**Exercise aim:**
Begin at the line below that contains "Extract the structured". Repeat it and all remaining lines of the records exactly.

**Extracted information:**

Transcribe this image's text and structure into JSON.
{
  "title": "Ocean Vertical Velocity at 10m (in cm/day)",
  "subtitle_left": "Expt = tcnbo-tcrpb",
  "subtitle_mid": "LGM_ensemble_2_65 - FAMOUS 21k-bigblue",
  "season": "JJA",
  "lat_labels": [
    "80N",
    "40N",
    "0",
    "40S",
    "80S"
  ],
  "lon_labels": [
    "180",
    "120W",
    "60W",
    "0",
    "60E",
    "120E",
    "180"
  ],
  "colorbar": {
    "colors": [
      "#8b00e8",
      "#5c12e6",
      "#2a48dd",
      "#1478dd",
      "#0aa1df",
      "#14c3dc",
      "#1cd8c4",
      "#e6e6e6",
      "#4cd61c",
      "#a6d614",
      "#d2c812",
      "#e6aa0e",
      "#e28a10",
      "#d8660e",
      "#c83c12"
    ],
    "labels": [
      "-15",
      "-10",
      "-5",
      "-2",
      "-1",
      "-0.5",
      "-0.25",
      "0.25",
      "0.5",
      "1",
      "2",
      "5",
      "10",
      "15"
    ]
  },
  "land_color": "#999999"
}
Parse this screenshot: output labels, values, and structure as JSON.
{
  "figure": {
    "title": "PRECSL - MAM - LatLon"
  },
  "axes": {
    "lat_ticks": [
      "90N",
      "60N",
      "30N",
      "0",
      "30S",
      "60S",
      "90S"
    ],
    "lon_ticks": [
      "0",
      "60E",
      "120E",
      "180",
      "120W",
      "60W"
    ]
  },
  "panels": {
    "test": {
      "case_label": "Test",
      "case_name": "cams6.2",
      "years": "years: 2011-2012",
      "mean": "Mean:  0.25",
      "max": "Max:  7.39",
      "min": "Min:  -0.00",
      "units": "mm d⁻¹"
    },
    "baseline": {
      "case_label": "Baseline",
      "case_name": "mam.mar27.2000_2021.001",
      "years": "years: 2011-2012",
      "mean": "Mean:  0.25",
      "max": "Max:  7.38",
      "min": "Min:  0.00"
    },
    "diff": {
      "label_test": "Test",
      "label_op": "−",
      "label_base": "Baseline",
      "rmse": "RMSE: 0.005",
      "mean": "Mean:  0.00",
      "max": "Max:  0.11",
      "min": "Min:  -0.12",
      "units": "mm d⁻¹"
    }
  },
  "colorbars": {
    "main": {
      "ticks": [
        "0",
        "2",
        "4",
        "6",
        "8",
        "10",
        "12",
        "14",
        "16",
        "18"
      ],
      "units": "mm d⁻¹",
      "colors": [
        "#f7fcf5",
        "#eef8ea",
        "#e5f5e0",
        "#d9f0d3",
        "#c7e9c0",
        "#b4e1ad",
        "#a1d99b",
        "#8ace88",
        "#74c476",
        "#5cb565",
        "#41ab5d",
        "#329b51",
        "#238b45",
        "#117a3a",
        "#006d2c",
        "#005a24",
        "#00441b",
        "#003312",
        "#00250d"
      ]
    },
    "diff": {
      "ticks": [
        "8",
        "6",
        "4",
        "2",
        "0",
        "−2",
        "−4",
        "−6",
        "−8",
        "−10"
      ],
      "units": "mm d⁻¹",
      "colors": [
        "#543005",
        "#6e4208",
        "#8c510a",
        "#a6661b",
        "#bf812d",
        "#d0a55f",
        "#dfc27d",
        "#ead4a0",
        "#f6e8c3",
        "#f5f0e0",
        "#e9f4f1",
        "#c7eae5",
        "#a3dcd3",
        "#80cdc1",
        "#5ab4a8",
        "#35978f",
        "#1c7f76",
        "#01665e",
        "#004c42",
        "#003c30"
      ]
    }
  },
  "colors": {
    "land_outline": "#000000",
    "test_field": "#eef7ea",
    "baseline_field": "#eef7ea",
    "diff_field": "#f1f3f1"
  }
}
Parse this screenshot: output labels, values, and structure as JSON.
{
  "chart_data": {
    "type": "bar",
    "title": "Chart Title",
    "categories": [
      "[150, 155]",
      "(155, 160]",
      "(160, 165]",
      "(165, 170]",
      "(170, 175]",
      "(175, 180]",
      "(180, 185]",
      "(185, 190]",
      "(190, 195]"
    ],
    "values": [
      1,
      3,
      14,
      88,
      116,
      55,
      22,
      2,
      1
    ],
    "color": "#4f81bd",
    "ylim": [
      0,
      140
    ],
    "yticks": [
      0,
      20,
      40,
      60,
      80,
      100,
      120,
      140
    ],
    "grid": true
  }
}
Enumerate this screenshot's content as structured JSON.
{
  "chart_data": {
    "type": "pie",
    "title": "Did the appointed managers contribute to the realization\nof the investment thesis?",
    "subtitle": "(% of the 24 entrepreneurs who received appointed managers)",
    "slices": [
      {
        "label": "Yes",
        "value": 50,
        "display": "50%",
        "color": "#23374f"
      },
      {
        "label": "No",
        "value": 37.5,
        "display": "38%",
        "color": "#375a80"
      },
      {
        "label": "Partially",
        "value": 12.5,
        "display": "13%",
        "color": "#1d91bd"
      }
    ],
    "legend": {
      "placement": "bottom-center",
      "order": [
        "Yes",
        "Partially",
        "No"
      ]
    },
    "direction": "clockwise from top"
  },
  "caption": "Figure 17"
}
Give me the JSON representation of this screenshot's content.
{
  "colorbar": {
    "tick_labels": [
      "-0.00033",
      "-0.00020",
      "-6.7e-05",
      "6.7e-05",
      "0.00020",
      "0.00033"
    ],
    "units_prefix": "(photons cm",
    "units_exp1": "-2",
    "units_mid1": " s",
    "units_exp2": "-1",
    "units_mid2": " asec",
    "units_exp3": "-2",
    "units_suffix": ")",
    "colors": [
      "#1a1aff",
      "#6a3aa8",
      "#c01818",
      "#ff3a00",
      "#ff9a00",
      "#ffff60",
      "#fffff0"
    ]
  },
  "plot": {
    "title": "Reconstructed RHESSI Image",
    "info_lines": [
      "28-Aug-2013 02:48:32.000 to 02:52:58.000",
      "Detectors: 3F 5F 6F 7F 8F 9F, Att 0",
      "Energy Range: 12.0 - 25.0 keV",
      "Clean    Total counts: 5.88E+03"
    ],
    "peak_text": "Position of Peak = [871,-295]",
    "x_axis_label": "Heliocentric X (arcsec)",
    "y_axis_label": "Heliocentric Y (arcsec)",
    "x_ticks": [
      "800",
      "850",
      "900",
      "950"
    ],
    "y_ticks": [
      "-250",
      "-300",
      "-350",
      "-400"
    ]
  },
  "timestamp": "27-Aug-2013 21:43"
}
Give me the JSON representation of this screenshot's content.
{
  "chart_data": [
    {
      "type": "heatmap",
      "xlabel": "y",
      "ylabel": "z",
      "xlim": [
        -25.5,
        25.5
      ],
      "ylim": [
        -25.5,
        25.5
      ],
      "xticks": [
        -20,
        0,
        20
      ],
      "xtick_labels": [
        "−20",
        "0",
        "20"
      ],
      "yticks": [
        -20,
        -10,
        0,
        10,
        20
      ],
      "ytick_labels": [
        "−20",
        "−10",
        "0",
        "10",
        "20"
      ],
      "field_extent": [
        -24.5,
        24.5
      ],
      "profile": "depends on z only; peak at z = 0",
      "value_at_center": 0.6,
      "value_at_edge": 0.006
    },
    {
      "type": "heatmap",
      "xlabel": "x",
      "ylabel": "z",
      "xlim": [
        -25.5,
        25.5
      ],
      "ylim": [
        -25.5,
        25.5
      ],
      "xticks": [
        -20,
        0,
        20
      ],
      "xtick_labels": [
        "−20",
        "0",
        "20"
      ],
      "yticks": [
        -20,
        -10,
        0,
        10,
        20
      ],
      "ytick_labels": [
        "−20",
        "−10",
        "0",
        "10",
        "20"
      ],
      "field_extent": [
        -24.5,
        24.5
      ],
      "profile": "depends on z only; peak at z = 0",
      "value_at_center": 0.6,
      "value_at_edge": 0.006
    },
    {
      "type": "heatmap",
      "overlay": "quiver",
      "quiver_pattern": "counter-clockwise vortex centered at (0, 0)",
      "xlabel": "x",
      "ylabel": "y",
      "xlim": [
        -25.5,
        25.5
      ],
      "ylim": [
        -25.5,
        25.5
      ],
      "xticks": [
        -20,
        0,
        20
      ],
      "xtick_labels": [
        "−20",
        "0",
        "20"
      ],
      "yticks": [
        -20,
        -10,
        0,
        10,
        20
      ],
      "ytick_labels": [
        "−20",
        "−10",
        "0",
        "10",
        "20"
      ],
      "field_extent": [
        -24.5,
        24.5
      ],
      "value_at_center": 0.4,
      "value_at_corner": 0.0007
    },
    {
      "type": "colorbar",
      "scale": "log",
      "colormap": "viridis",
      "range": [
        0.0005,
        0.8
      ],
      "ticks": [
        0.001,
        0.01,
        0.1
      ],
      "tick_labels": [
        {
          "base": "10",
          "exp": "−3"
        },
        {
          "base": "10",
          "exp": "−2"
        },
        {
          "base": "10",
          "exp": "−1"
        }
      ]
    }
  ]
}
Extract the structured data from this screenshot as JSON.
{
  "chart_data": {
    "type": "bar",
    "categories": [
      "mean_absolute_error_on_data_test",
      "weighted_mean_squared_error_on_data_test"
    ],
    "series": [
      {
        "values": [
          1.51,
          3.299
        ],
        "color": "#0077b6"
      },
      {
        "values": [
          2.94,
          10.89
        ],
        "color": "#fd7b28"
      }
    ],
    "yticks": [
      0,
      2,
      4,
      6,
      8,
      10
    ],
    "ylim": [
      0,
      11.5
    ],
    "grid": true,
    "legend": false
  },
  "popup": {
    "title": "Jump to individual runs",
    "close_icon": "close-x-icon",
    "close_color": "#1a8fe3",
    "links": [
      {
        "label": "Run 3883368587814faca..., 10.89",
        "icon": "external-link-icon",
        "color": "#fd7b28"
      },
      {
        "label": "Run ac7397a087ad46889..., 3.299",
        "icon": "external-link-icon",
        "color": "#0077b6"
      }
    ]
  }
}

**Written reply:**
Extract the structured data from this screenshot as JSON.
{
  "chart_data": {
    "type": "bar",
    "categories": [
      "mean_absolute_error_on_data_test",
      "weighted_mean_squared_error_on_data_test"
    ],
    "series": [
      {
        "values": [
          1.51,
          3.299
        ],
        "color": "#0077b6"
      },
      {
        "values": [
          2.94,
          10.89
        ],
        "color": "#fd7b28"
      }
    ],
    "yticks": [
      0,
      2,
      4,
      6,
      8,
      10
    ],
    "ylim": [
      0,
      11.5
    ],
    "grid": true,
    "legend": false
  },
  "popup": {
    "title": "Jump to individual runs",
    "close_icon": "close-x-icon",
    "close_color": "#1a8fe3",
    "links": [
      {
        "label": "Run 3883368587814faca..., 10.89",
        "icon": "external-link-icon",
        "color": "#fd7b28"
      },
      {
        "label": "Run ac7397a087ad46889..., 3.299",
        "icon": "external-link-icon",
        "color": "#0077b6"
      }
    ]
  }
}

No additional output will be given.